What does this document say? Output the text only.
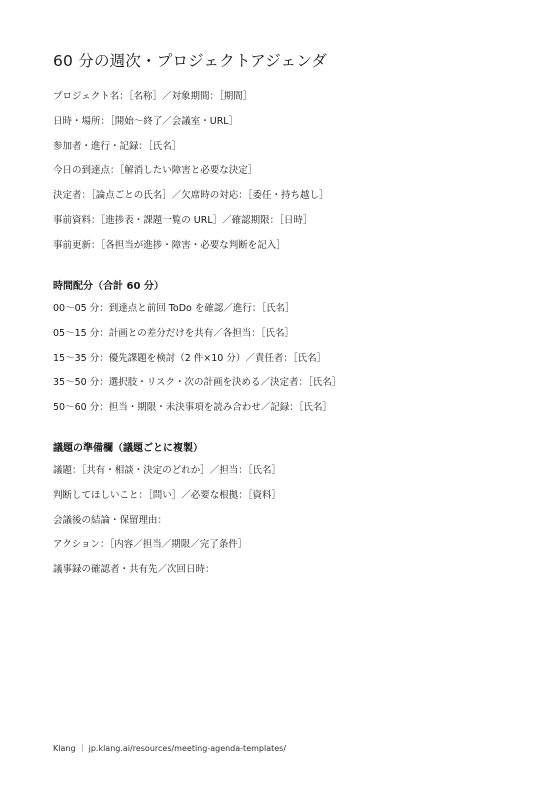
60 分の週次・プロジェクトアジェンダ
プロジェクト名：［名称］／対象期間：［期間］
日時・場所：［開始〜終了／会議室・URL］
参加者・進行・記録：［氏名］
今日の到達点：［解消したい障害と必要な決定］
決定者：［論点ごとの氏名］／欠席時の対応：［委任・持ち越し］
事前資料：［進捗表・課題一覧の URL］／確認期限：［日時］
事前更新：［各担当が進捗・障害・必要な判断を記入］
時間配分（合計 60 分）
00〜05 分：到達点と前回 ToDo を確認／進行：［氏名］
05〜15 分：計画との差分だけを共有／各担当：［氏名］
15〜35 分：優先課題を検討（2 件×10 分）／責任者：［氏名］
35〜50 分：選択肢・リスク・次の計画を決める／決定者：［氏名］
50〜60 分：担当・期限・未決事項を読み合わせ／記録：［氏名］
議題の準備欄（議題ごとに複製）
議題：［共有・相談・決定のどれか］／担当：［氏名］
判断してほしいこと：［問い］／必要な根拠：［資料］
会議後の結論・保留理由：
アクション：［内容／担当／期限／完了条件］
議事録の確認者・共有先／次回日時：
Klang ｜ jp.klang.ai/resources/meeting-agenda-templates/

----------------

Stated task: Without the pictures, write out all of the material exactly.

Result of the task:
What does this document say? Output the text only.
60 分の週次・プロジェクトアジェンダ
プロジェクト名：［名称］／対象期間：［期間］
日時・場所：［開始〜終了／会議室・URL］
参加者・進行・記録：［氏名］
今日の到達点：［解消したい障害と必要な決定］
決定者：［論点ごとの氏名］／欠席時の対応：［委任・持ち越し］
事前資料：［進捗表・課題一覧の URL］／確認期限：［日時］
事前更新：［各担当が進捗・障害・必要な判断を記入］
時間配分（合計 60 分）
00〜05 分：到達点と前回 ToDo を確認／進行：［氏名］
05〜15 分：計画との差分だけを共有／各担当：［氏名］
15〜35 分：優先課題を検討（2 件×10 分）／責任者：［氏名］
35〜50 分：選択肢・リスク・次の計画を決める／決定者：［氏名］
50〜60 分：担当・期限・未決事項を読み合わせ／記録：［氏名］
議題の準備欄（議題ごとに複製）
議題：［共有・相談・決定のどれか］／担当：［氏名］
判断してほしいこと：［問い］／必要な根拠：［資料］
会議後の結論・保留理由：
アクション：［内容／担当／期限／完了条件］
議事録の確認者・共有先／次回日時：
Klang ｜ jp.klang.ai/resources/meeting-agenda-templates/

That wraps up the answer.